▶ **Aim of the task**
Each entry should be quoted word for word, including every mark of punctuation.

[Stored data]
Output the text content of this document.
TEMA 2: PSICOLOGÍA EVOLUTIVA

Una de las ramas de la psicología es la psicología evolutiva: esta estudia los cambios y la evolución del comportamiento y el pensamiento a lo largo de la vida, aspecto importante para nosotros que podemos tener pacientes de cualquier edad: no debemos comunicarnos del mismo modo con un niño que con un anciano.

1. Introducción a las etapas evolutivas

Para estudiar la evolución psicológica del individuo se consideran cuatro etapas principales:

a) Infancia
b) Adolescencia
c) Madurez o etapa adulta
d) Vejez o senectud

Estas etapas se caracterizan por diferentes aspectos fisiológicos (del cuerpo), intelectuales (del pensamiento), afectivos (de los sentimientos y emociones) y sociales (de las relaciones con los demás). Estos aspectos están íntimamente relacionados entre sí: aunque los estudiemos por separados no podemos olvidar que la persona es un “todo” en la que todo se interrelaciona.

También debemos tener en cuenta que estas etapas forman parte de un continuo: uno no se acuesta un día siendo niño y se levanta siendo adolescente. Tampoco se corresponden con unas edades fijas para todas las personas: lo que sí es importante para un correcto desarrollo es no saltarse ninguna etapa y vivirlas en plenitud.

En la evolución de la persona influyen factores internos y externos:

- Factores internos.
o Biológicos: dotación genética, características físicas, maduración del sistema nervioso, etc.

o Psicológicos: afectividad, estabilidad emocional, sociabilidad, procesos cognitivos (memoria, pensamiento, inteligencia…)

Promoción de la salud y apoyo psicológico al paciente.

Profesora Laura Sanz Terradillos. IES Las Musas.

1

▶ **Response below**
Output the text content of this document.
TEMA 2: PSICOLOGÍA EVOLUTIVA

Una de las ramas de la psicología es la psicología evolutiva: esta estudia los cambios y la evolución del comportamiento y el pensamiento a lo largo de la vida, aspecto importante para nosotros que podemos tener pacientes de cualquier edad: no debemos comunicarnos del mismo modo con un niño que con un anciano.

1. Introducción a las etapas evolutivas

Para estudiar la evolución psicológica del individuo se consideran cuatro etapas principales:

a) Infancia
b) Adolescencia
c) Madurez o etapa adulta
d) Vejez o senectud

Estas etapas se caracterizan por diferentes aspectos fisiológicos (del cuerpo), intelectuales (del pensamiento), afectivos (de los sentimientos y emociones) y sociales (de las relaciones con los demás). Estos aspectos están íntimamente relacionados entre sí: aunque los estudiemos por separados no podemos olvidar que la persona es un “todo” en la que todo se interrelaciona.

También debemos tener en cuenta que estas etapas forman parte de un continuo: uno no se acuesta un día siendo niño y se levanta siendo adolescente. Tampoco se corresponden con unas edades fijas para todas las personas: lo que sí es importante para un correcto desarrollo es no saltarse ninguna etapa y vivirlas en plenitud.

En la evolución de la persona influyen factores internos y externos:

- Factores internos.
o Biológicos: dotación genética, características físicas, maduración del sistema nervioso, etc.

o Psicológicos: afectividad, estabilidad emocional, sociabilidad, procesos cognitivos (memoria, pensamiento, inteligencia…)

Promoción de la salud y apoyo psicológico al paciente.

Profesora Laura Sanz Terradillos. IES Las Musas.

1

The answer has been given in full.